▶ [WORK TO COMPLETE]: Every line with the word "relacionamento" in it should be extracted from the data that follows.

* start *

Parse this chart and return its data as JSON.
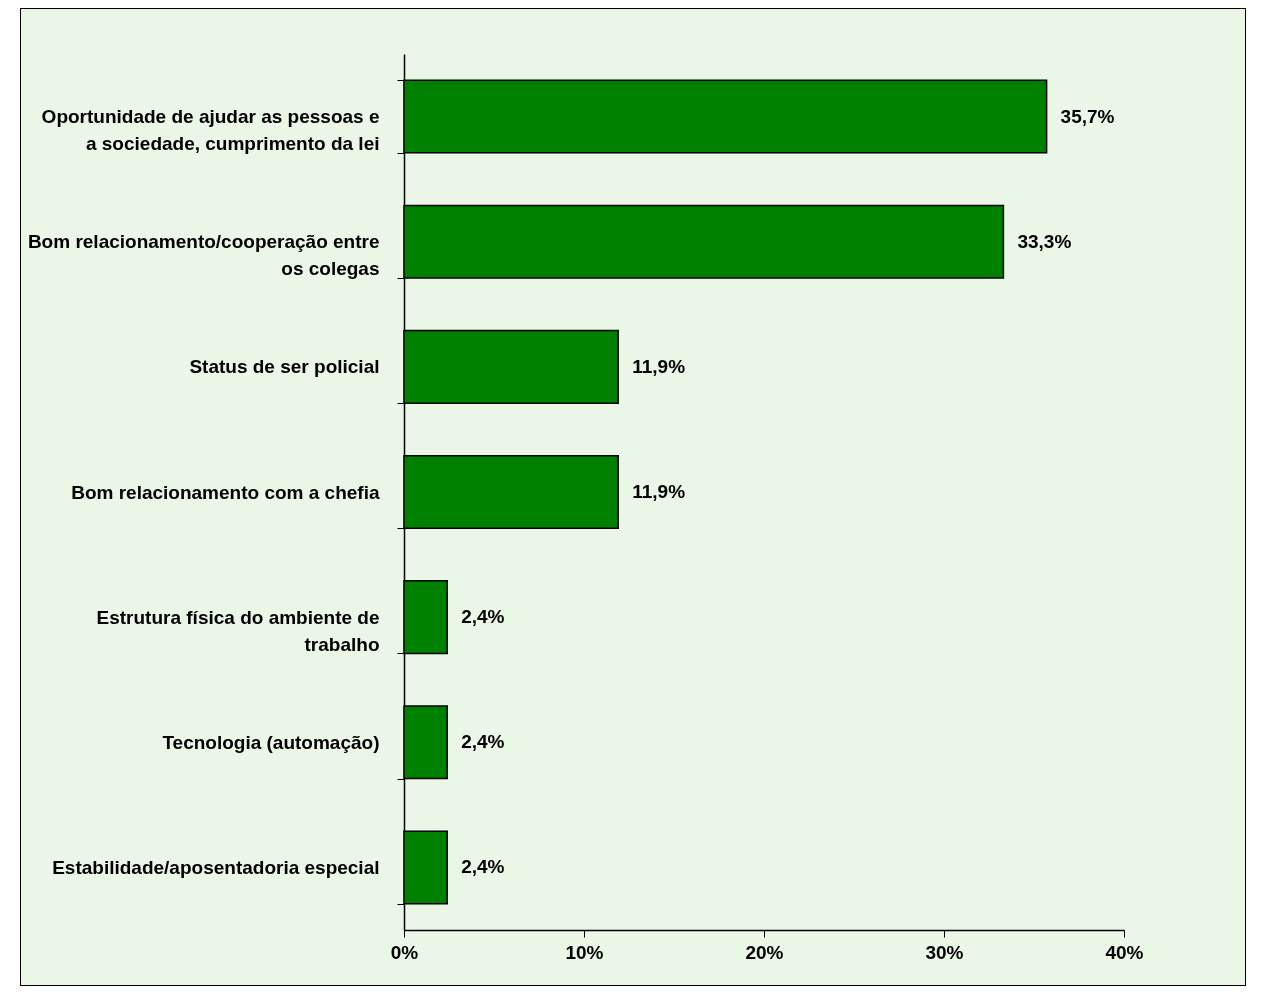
{
  "chart_data": {
    "type": "bar",
    "orientation": "horizontal",
    "categories": [
      "Oportunidade de ajudar as pessoas e a sociedade, cumprimento da lei",
      "Bom relacionamento/cooperação entre os colegas",
      "Status de ser policial",
      "Bom relacionamento com a chefia",
      "Estrutura física do ambiente de trabalho",
      "Tecnologia (automação)",
      "Estabilidade/aposentadoria especial"
    ],
    "values": [
      35.7,
      33.3,
      11.9,
      11.9,
      2.4,
      2.4,
      2.4
    ],
    "value_labels": [
      "35,7%",
      "33,3%",
      "11,9%",
      "11,9%",
      "2,4%",
      "2,4%",
      "2,4%"
    ],
    "color": "#008000",
    "xlim": [
      0,
      40
    ],
    "xticks": [
      {
        "value": 0,
        "label": "0%"
      },
      {
        "value": 10,
        "label": "10%"
      },
      {
        "value": 20,
        "label": "20%"
      },
      {
        "value": 30,
        "label": "30%"
      },
      {
        "value": 40,
        "label": "40%"
      }
    ],
    "grid": false
  }
}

* end *

▶ [COMPLETED EXERCISE]:
      "Bom relacionamento/cooperação entre os colegas",
      "Bom relacionamento com a chefia",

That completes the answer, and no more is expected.